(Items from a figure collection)
# # # # # # #
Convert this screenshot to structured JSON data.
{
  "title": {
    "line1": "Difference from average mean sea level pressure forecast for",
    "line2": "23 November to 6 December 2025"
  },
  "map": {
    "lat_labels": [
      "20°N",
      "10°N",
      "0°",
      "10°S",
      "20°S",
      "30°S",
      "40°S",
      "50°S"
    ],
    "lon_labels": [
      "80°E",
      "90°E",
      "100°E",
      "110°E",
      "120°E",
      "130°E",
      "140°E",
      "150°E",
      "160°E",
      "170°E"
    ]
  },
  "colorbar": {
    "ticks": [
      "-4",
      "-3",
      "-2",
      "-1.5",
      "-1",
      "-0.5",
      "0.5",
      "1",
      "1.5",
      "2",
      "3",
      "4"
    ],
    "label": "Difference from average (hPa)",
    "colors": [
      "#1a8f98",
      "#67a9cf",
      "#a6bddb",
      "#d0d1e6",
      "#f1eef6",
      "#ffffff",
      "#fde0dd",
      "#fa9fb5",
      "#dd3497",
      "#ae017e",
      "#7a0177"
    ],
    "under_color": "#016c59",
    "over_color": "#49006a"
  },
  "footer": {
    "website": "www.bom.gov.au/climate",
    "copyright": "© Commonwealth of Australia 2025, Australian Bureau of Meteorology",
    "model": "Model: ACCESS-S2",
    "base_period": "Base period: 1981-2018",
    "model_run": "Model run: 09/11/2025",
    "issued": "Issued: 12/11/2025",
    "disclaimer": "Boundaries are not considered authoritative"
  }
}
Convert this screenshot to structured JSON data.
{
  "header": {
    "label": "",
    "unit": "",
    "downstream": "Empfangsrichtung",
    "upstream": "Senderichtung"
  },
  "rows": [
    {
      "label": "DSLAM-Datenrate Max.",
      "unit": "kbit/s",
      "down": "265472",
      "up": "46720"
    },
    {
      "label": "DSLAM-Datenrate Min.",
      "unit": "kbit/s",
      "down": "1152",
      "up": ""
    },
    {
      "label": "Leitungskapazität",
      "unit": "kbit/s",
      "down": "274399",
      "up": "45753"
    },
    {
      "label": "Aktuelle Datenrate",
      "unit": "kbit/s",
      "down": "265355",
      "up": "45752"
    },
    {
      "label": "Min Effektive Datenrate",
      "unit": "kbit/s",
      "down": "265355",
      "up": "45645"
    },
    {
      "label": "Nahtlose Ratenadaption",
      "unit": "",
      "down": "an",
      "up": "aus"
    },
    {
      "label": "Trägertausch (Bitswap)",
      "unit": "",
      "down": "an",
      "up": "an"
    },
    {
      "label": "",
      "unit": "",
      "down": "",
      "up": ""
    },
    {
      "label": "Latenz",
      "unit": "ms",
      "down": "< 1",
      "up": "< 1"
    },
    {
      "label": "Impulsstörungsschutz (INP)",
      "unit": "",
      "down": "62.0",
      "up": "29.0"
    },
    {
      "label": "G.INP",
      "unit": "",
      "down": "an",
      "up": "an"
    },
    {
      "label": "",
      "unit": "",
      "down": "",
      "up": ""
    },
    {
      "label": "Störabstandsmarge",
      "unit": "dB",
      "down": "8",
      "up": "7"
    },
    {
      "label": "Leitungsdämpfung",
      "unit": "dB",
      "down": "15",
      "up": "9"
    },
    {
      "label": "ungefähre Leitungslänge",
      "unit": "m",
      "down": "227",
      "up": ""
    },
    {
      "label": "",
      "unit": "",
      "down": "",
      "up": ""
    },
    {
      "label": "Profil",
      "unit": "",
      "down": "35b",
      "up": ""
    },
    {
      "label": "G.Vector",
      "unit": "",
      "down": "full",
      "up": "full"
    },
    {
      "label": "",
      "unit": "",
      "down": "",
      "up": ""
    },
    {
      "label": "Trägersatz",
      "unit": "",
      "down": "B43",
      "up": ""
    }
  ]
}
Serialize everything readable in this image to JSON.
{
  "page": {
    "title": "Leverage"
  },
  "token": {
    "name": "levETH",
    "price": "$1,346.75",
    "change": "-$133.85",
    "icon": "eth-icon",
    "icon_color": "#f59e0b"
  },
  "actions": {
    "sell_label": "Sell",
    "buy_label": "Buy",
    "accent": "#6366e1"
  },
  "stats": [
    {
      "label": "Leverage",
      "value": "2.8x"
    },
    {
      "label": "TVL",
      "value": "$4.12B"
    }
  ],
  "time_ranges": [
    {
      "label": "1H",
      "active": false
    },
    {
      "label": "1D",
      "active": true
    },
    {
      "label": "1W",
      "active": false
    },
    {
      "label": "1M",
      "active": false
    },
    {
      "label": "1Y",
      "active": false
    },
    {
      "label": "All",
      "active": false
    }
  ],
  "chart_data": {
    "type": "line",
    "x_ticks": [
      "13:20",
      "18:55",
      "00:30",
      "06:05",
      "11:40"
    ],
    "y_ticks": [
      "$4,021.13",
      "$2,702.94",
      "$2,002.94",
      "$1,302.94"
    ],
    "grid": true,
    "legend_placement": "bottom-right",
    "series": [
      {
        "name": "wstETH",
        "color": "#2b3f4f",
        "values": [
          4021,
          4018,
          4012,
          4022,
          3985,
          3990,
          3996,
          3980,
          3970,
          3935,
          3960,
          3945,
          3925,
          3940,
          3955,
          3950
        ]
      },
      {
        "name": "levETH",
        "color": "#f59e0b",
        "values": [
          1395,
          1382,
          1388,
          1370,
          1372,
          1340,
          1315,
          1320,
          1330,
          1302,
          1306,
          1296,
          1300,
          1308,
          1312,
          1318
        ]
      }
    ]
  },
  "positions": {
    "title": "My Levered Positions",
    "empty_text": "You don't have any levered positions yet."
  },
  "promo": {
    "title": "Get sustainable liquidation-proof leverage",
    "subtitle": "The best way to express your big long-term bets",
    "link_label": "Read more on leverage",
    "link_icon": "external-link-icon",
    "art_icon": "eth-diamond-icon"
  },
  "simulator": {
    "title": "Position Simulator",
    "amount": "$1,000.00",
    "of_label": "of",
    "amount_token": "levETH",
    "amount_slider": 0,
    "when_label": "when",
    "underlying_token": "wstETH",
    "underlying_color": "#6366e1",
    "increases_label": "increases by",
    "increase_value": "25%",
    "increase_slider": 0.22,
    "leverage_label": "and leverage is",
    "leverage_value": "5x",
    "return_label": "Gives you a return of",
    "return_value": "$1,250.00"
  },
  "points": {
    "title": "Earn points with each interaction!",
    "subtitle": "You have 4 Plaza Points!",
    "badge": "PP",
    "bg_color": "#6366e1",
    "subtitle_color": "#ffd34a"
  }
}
# # # # # # #
PROBLEM STATEMENT:
Search the data above for the string "Datenrate" and copy each line that has it.

ANSWER FOR THE TASK:
      "label": "DSLAM-Datenrate Max.",
      "label": "DSLAM-Datenrate Min.",
      "label": "Aktuelle Datenrate",
      "label": "Min Effektive Datenrate",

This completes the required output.